Exactly as written, retype the listing below, omitting the pictures.

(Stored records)

· · · ·

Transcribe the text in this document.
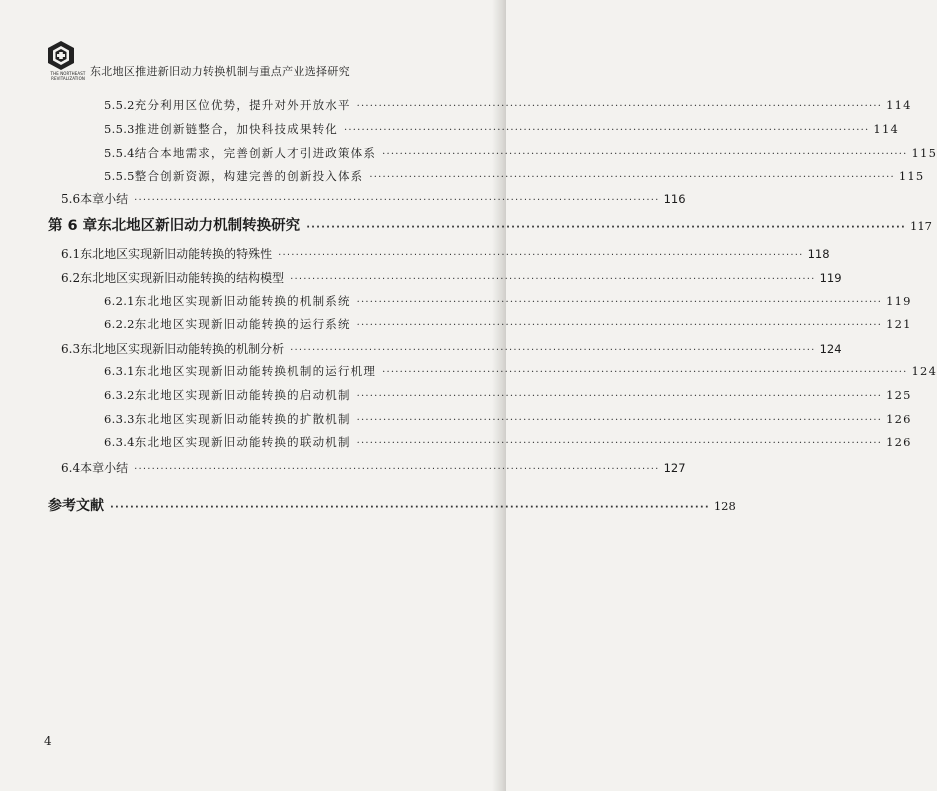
THE NORTHEAST
REVITALIZATION
东北地区推进新旧动力转换机制与重点产业选择研究
5.5.2 充分利用区位优势，提升对外开放水平 ························································································································ 114
5.5.3 推进创新链整合，加快科技成果转化 ························································································································ 114
5.5.4 结合本地需求，完善创新人才引进政策体系 ························································································································ 115
5.5.5 整合创新资源，构建完善的创新投入体系 ························································································································ 115
5.6 本章小结 ························································································································ 116
第 6 章 东北地区新旧动力机制转换研究 ························································································································ 117
6.1 东北地区实现新旧动能转换的特殊性 ························································································································ 118
6.2 东北地区实现新旧动能转换的结构模型 ························································································································ 119
6.2.1 东北地区实现新旧动能转换的机制系统 ························································································································ 119
6.2.2 东北地区实现新旧动能转换的运行系统 ························································································································ 121
6.3 东北地区实现新旧动能转换的机制分析 ························································································································ 124
6.3.1 东北地区实现新旧动能转换机制的运行机理 ························································································································ 124
6.3.2 东北地区实现新旧动能转换的启动机制 ························································································································ 125
6.3.3 东北地区实现新旧动能转换的扩散机制 ························································································································ 126
6.3.4 东北地区实现新旧动能转换的联动机制 ························································································································ 126
6.4 本章小结 ························································································································ 127
参考文献 ························································································································ 128
4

· · · ·

Response —
Transcribe the text in this document.
THE NORTHEAST
REVITALIZATION
东北地区推进新旧动力转换机制与重点产业选择研究
5.5.2 充分利用区位优势，提升对外开放水平 ························································································································ 114
5.5.3 推进创新链整合，加快科技成果转化 ························································································································ 114
5.5.4 结合本地需求，完善创新人才引进政策体系 ························································································································ 115
5.5.5 整合创新资源，构建完善的创新投入体系 ························································································································ 115
5.6 本章小结 ························································································································ 116
第 6 章 东北地区新旧动力机制转换研究 ························································································································ 117
6.1 东北地区实现新旧动能转换的特殊性 ························································································································ 118
6.2 东北地区实现新旧动能转换的结构模型 ························································································································ 119
6.2.1 东北地区实现新旧动能转换的机制系统 ························································································································ 119
6.2.2 东北地区实现新旧动能转换的运行系统 ························································································································ 121
6.3 东北地区实现新旧动能转换的机制分析 ························································································································ 124
6.3.1 东北地区实现新旧动能转换机制的运行机理 ························································································································ 124
6.3.2 东北地区实现新旧动能转换的启动机制 ························································································································ 125
6.3.3 东北地区实现新旧动能转换的扩散机制 ························································································································ 126
6.3.4 东北地区实现新旧动能转换的联动机制 ························································································································ 126
6.4 本章小结 ························································································································ 127
参考文献 ························································································································ 128
4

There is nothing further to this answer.